● **Short task**
Can you give all the records again without altering a single character?

● **Source records**
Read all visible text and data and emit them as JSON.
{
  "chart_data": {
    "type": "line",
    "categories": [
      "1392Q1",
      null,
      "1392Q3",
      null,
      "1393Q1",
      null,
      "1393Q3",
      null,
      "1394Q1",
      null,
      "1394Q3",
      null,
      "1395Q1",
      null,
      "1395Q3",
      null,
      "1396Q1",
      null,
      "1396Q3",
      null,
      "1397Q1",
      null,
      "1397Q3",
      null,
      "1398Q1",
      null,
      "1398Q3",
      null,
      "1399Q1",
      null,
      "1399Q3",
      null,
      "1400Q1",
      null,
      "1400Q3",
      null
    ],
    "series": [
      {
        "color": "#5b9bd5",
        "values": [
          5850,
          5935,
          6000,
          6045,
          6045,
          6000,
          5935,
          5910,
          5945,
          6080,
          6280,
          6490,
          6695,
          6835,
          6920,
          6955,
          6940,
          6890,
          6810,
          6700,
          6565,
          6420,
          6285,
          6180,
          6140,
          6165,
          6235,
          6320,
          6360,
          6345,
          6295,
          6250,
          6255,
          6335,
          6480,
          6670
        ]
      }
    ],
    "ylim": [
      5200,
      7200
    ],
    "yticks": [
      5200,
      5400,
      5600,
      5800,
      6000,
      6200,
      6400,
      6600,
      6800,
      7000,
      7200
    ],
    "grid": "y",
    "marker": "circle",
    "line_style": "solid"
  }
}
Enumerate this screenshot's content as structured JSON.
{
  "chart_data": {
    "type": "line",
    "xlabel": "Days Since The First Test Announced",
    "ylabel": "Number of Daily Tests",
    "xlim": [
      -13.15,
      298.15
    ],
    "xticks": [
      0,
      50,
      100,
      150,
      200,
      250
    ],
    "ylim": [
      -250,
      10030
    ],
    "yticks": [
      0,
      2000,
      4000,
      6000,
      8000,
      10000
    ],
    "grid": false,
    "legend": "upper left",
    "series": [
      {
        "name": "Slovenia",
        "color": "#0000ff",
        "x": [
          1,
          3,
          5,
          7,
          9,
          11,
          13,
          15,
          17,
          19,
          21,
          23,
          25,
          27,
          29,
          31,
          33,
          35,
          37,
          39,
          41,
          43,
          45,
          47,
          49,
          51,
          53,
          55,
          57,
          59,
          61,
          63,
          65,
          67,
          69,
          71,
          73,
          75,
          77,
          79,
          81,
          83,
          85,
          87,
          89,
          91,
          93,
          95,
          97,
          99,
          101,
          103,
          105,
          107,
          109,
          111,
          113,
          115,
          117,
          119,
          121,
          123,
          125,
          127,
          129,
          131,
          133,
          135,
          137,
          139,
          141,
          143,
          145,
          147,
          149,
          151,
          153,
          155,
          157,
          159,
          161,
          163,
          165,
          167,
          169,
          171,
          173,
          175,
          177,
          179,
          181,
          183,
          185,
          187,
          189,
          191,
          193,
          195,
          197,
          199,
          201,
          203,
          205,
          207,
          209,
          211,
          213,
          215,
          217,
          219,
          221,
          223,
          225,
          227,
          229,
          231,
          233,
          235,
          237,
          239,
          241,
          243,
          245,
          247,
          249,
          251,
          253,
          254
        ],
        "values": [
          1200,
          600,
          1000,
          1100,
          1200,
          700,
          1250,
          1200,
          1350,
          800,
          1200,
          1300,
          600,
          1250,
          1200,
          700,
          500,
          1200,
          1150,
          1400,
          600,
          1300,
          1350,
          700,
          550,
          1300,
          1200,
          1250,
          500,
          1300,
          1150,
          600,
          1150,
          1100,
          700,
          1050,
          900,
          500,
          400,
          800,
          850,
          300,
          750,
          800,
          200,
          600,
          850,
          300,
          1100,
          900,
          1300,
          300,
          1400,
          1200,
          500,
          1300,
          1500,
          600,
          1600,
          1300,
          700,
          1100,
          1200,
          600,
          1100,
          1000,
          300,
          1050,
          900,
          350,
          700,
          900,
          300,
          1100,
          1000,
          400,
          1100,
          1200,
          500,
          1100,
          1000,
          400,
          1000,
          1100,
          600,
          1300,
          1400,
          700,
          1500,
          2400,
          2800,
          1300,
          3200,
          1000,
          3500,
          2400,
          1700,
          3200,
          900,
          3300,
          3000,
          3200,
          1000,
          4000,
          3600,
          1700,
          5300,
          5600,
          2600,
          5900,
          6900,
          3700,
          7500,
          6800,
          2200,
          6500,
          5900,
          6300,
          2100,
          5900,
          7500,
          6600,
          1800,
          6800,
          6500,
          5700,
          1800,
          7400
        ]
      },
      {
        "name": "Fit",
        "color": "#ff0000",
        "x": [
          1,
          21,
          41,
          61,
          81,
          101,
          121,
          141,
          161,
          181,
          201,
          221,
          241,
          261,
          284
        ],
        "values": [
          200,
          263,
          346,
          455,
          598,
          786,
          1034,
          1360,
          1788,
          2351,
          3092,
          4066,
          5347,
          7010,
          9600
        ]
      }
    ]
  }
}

● **Exercise output**
Read all visible text and data and emit them as JSON.
{
  "chart_data": {
    "type": "line",
    "categories": [
      "1392Q1",
      null,
      "1392Q3",
      null,
      "1393Q1",
      null,
      "1393Q3",
      null,
      "1394Q1",
      null,
      "1394Q3",
      null,
      "1395Q1",
      null,
      "1395Q3",
      null,
      "1396Q1",
      null,
      "1396Q3",
      null,
      "1397Q1",
      null,
      "1397Q3",
      null,
      "1398Q1",
      null,
      "1398Q3",
      null,
      "1399Q1",
      null,
      "1399Q3",
      null,
      "1400Q1",
      null,
      "1400Q3",
      null
    ],
    "series": [
      {
        "color": "#5b9bd5",
        "values": [
          5850,
          5935,
          6000,
          6045,
          6045,
          6000,
          5935,
          5910,
          5945,
          6080,
          6280,
          6490,
          6695,
          6835,
          6920,
          6955,
          6940,
          6890,
          6810,
          6700,
          6565,
          6420,
          6285,
          6180,
          6140,
          6165,
          6235,
          6320,
          6360,
          6345,
          6295,
          6250,
          6255,
          6335,
          6480,
          6670
        ]
      }
    ],
    "ylim": [
      5200,
      7200
    ],
    "yticks": [
      5200,
      5400,
      5600,
      5800,
      6000,
      6200,
      6400,
      6600,
      6800,
      7000,
      7200
    ],
    "grid": "y",
    "marker": "circle",
    "line_style": "solid"
  }
}
Enumerate this screenshot's content as structured JSON.
{
  "chart_data": {
    "type": "line",
    "xlabel": "Days Since The First Test Announced",
    "ylabel": "Number of Daily Tests",
    "xlim": [
      -13.15,
      298.15
    ],
    "xticks": [
      0,
      50,
      100,
      150,
      200,
      250
    ],
    "ylim": [
      -250,
      10030
    ],
    "yticks": [
      0,
      2000,
      4000,
      6000,
      8000,
      10000
    ],
    "grid": false,
    "legend": "upper left",
    "series": [
      {
        "name": "Slovenia",
        "color": "#0000ff",
        "x": [
          1,
          3,
          5,
          7,
          9,
          11,
          13,
          15,
          17,
          19,
          21,
          23,
          25,
          27,
          29,
          31,
          33,
          35,
          37,
          39,
          41,
          43,
          45,
          47,
          49,
          51,
          53,
          55,
          57,
          59,
          61,
          63,
          65,
          67,
          69,
          71,
          73,
          75,
          77,
          79,
          81,
          83,
          85,
          87,
          89,
          91,
          93,
          95,
          97,
          99,
          101,
          103,
          105,
          107,
          109,
          111,
          113,
          115,
          117,
          119,
          121,
          123,
          125,
          127,
          129,
          131,
          133,
          135,
          137,
          139,
          141,
          143,
          145,
          147,
          149,
          151,
          153,
          155,
          157,
          159,
          161,
          163,
          165,
          167,
          169,
          171,
          173,
          175,
          177,
          179,
          181,
          183,
          185,
          187,
          189,
          191,
          193,
          195,
          197,
          199,
          201,
          203,
          205,
          207,
          209,
          211,
          213,
          215,
          217,
          219,
          221,
          223,
          225,
          227,
          229,
          231,
          233,
          235,
          237,
          239,
          241,
          243,
          245,
          247,
          249,
          251,
          253,
          254
        ],
        "values": [
          1200,
          600,
          1000,
          1100,
          1200,
          700,
          1250,
          1200,
          1350,
          800,
          1200,
          1300,
          600,
          1250,
          1200,
          700,
          500,
          1200,
          1150,
          1400,
          600,
          1300,
          1350,
          700,
          550,
          1300,
          1200,
          1250,
          500,
          1300,
          1150,
          600,
          1150,
          1100,
          700,
          1050,
          900,
          500,
          400,
          800,
          850,
          300,
          750,
          800,
          200,
          600,
          850,
          300,
          1100,
          900,
          1300,
          300,
          1400,
          1200,
          500,
          1300,
          1500,
          600,
          1600,
          1300,
          700,
          1100,
          1200,
          600,
          1100,
          1000,
          300,
          1050,
          900,
          350,
          700,
          900,
          300,
          1100,
          1000,
          400,
          1100,
          1200,
          500,
          1100,
          1000,
          400,
          1000,
          1100,
          600,
          1300,
          1400,
          700,
          1500,
          2400,
          2800,
          1300,
          3200,
          1000,
          3500,
          2400,
          1700,
          3200,
          900,
          3300,
          3000,
          3200,
          1000,
          4000,
          3600,
          1700,
          5300,
          5600,
          2600,
          5900,
          6900,
          3700,
          7500,
          6800,
          2200,
          6500,
          5900,
          6300,
          2100,
          5900,
          7500,
          6600,
          1800,
          6800,
          6500,
          5700,
          1800,
          7400
        ]
      },
      {
        "name": "Fit",
        "color": "#ff0000",
        "x": [
          1,
          21,
          41,
          61,
          81,
          101,
          121,
          141,
          161,
          181,
          201,
          221,
          241,
          261,
          284
        ],
        "values": [
          200,
          263,
          346,
          455,
          598,
          786,
          1034,
          1360,
          1788,
          2351,
          3092,
          4066,
          5347,
          7010,
          9600
        ]
      }
    ]
  }
}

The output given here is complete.